WHAT YOU ARE ASKED TO DO – Beginning at the line containing "What data populates", output every line to the end of the data below exactly as it appears.

== RECORDS PROVIDED ==

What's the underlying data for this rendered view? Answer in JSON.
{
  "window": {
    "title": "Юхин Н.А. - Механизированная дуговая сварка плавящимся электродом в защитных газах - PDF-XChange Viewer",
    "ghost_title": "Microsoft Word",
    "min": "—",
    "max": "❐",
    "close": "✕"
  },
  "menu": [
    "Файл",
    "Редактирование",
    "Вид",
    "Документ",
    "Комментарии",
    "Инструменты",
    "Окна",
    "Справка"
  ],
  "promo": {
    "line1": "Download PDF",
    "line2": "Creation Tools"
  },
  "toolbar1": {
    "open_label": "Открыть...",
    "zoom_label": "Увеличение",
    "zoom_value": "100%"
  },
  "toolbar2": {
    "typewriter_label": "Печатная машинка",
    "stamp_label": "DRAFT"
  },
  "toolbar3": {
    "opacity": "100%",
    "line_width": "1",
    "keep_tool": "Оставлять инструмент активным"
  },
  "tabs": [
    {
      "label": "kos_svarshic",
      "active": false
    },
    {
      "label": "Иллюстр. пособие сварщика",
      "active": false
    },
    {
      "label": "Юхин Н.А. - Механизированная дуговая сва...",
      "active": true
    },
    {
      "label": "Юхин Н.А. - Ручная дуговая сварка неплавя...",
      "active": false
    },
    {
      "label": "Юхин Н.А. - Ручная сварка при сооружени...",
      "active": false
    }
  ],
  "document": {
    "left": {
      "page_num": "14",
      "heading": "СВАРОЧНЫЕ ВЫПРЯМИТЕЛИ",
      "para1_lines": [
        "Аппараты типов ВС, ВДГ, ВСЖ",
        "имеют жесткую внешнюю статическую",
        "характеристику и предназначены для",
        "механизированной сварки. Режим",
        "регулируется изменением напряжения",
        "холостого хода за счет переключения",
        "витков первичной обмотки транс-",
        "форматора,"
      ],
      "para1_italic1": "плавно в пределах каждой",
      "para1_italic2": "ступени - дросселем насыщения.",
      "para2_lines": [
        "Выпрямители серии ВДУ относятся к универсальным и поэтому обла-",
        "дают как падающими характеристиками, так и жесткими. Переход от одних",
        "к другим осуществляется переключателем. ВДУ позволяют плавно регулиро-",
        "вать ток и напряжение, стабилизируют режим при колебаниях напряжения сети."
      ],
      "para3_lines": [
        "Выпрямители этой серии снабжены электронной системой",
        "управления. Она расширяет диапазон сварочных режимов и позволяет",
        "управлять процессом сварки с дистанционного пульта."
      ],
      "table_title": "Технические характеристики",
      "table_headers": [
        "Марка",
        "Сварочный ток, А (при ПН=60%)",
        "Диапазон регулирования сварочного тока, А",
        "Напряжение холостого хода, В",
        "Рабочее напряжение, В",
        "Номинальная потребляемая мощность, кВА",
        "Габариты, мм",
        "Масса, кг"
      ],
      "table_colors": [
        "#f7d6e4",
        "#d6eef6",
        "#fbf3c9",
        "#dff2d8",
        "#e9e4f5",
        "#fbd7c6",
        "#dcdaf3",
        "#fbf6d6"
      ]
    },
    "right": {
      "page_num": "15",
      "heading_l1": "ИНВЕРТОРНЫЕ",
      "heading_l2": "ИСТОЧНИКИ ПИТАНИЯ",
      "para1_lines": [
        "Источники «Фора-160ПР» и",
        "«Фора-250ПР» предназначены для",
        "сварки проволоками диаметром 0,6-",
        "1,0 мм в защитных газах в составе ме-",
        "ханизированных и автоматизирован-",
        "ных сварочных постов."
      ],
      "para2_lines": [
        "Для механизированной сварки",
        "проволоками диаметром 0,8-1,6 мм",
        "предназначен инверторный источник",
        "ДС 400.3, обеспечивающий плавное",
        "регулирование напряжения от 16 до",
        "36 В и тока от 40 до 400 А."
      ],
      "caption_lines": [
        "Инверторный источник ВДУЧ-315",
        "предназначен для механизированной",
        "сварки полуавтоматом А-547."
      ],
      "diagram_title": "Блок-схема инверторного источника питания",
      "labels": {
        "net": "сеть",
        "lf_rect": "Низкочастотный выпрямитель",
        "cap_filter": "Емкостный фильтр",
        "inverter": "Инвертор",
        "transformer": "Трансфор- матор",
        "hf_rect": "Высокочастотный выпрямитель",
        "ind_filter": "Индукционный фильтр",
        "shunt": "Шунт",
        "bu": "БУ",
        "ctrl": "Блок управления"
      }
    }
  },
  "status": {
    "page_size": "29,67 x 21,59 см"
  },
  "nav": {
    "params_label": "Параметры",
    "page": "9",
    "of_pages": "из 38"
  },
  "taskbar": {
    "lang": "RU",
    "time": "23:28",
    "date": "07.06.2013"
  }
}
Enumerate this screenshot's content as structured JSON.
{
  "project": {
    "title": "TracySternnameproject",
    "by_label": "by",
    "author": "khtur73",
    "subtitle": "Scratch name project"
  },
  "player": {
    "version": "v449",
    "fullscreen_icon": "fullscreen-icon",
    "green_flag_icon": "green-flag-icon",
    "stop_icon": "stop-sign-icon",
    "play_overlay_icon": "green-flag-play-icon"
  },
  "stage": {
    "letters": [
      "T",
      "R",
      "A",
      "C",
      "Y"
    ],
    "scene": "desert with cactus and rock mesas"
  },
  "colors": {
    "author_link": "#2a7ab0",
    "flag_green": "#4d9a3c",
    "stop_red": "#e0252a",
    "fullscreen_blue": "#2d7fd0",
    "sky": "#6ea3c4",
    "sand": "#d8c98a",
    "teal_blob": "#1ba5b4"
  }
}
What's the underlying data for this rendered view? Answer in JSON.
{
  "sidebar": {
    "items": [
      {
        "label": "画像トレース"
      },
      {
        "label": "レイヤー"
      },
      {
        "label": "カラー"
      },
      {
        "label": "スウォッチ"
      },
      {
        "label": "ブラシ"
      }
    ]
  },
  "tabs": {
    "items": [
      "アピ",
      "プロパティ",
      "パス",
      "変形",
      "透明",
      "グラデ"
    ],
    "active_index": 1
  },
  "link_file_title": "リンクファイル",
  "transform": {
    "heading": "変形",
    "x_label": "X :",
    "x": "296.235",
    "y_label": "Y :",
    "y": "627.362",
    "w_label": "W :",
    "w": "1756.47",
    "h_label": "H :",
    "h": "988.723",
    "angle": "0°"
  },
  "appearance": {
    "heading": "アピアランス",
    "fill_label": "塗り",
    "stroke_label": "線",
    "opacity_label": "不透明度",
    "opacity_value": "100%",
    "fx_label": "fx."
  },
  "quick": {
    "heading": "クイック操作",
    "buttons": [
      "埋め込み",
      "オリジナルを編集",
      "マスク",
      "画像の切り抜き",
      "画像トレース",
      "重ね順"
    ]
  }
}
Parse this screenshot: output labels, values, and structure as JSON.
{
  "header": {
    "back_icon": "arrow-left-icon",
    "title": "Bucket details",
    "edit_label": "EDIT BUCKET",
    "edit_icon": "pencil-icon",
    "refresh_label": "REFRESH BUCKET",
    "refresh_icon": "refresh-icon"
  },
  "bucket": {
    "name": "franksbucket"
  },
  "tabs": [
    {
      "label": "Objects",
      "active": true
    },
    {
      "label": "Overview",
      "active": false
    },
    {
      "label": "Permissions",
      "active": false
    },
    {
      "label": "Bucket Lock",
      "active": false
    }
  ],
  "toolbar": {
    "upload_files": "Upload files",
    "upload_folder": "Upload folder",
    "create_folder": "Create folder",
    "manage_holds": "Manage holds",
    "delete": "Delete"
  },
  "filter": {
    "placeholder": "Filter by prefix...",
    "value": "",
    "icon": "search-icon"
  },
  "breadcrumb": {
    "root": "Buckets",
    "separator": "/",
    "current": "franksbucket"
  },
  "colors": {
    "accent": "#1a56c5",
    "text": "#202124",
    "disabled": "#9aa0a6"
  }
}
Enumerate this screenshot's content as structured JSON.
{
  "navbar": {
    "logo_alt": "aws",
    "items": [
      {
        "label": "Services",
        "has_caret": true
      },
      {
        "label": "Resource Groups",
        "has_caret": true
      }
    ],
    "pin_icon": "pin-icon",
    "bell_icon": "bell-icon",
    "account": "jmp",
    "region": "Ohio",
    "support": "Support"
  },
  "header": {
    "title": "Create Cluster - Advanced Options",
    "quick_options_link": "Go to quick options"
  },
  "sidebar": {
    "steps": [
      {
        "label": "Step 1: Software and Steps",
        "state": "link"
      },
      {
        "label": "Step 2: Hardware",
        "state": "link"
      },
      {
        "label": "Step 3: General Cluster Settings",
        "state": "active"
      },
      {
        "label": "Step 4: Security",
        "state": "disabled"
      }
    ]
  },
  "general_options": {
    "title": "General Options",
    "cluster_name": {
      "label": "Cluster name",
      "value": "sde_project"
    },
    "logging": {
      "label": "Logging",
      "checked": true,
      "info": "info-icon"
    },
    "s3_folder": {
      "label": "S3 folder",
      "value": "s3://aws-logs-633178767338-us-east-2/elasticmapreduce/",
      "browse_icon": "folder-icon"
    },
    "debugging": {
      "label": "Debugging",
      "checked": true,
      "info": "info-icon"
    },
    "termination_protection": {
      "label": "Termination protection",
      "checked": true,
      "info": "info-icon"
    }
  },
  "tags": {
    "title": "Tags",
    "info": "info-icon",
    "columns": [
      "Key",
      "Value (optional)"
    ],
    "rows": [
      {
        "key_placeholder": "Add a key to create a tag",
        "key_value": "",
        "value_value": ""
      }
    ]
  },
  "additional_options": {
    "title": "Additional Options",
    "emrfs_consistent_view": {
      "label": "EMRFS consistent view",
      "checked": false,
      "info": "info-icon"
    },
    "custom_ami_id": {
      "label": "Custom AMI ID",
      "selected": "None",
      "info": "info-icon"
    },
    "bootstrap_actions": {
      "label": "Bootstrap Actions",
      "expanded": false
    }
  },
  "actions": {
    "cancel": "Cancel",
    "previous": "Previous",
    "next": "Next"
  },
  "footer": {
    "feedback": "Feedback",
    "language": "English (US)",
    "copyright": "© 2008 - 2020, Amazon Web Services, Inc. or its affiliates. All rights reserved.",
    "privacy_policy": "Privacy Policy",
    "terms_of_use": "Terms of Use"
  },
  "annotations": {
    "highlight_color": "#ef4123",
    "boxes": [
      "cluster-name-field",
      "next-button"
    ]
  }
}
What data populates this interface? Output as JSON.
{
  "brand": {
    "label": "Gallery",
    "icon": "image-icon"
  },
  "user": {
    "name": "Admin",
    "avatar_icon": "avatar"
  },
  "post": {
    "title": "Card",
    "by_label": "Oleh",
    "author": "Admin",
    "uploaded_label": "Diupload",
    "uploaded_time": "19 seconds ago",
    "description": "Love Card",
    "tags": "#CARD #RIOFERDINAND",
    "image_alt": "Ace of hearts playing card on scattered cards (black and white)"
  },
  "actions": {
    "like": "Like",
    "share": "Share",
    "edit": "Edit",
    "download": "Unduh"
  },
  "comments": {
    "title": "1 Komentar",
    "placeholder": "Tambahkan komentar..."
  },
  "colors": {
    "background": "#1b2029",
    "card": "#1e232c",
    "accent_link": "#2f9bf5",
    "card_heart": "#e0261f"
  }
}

===

COMPLETE OUTPUT –
What data populates this interface? Output as JSON.
{
  "brand": {
    "label": "Gallery",
    "icon": "image-icon"
  },
  "user": {
    "name": "Admin",
    "avatar_icon": "avatar"
  },
  "post": {
    "title": "Card",
    "by_label": "Oleh",
    "author": "Admin",
    "uploaded_label": "Diupload",
    "uploaded_time": "19 seconds ago",
    "description": "Love Card",
    "tags": "#CARD #RIOFERDINAND",
    "image_alt": "Ace of hearts playing card on scattered cards (black and white)"
  },
  "actions": {
    "like": "Like",
    "share": "Share",
    "edit": "Edit",
    "download": "Unduh"
  },
  "comments": {
    "title": "1 Komentar",
    "placeholder": "Tambahkan komentar..."
  },
  "colors": {
    "background": "#1b2029",
    "card": "#1e232c",
    "accent_link": "#2f9bf5",
    "card_heart": "#e0261f"
  }
}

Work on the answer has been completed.